** start of Records for the exercise **
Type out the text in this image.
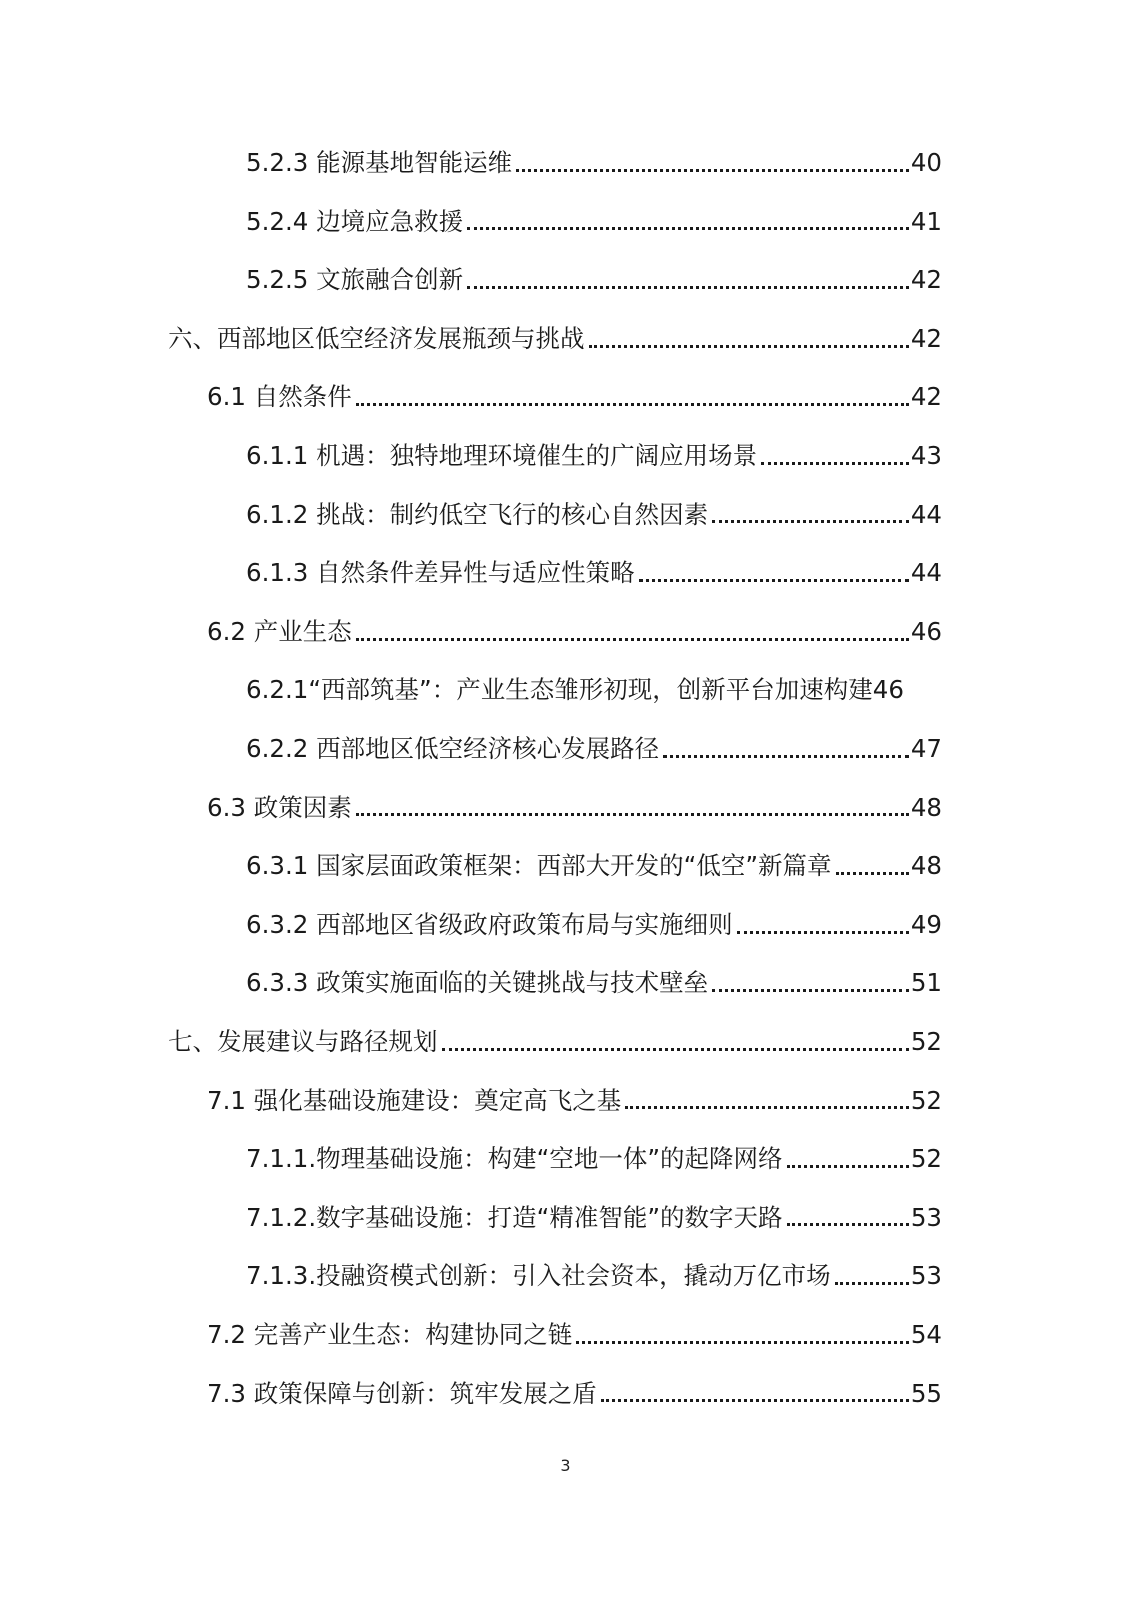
5.2.3 能源基地智能运维	40
5.2.4 边境应急救援	41
5.2.5 文旅融合创新	42
六、西部地区低空经济发展瓶颈与挑战	42
6.1 自然条件	42
6.1.1 机遇：独特地理环境催生的广阔应用场景	43
6.1.2 挑战：制约低空飞行的核心自然因素	44
6.1.3 自然条件差异性与适应性策略	44
6.2 产业生态	46
6.2.1“西部筑基”：产业生态雏形初现，创新平台加速构建 46
6.2.2 西部地区低空经济核心发展路径	47
6.3 政策因素	48
6.3.1 国家层面政策框架：西部大开发的“低空”新篇章	48
6.3.2 西部地区省级政府政策布局与实施细则	49
6.3.3 政策实施面临的关键挑战与技术壁垒	51
七、发展建议与路径规划	52
7.1 强化基础设施建设：奠定高飞之基	52
7.1.1.物理基础设施：构建“空地一体”的起降网络	52
7.1.2.数字基础设施：打造“精准智能”的数字天路	53
7.1.3.投融资模式创新：引入社会资本，撬动万亿市场	53
7.2 完善产业生态：构建协同之链	54
7.3 政策保障与创新：筑牢发展之盾	55
3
** end of Records for the exercise **
Job - Make an exact copy of the records shown above, without the pictures.

Solution for this task -
Type out the text in this image.
5.2.3 能源基地智能运维	40
5.2.4 边境应急救援	41
5.2.5 文旅融合创新	42
六、西部地区低空经济发展瓶颈与挑战	42
6.1 自然条件	42
6.1.1 机遇：独特地理环境催生的广阔应用场景	43
6.1.2 挑战：制约低空飞行的核心自然因素	44
6.1.3 自然条件差异性与适应性策略	44
6.2 产业生态	46
6.2.1“西部筑基”：产业生态雏形初现，创新平台加速构建 46
6.2.2 西部地区低空经济核心发展路径	47
6.3 政策因素	48
6.3.1 国家层面政策框架：西部大开发的“低空”新篇章	48
6.3.2 西部地区省级政府政策布局与实施细则	49
6.3.3 政策实施面临的关键挑战与技术壁垒	51
七、发展建议与路径规划	52
7.1 强化基础设施建设：奠定高飞之基	52
7.1.1.物理基础设施：构建“空地一体”的起降网络	52
7.1.2.数字基础设施：打造“精准智能”的数字天路	53
7.1.3.投融资模式创新：引入社会资本，撬动万亿市场	53
7.2 完善产业生态：构建协同之链	54
7.3 政策保障与创新：筑牢发展之盾	55
3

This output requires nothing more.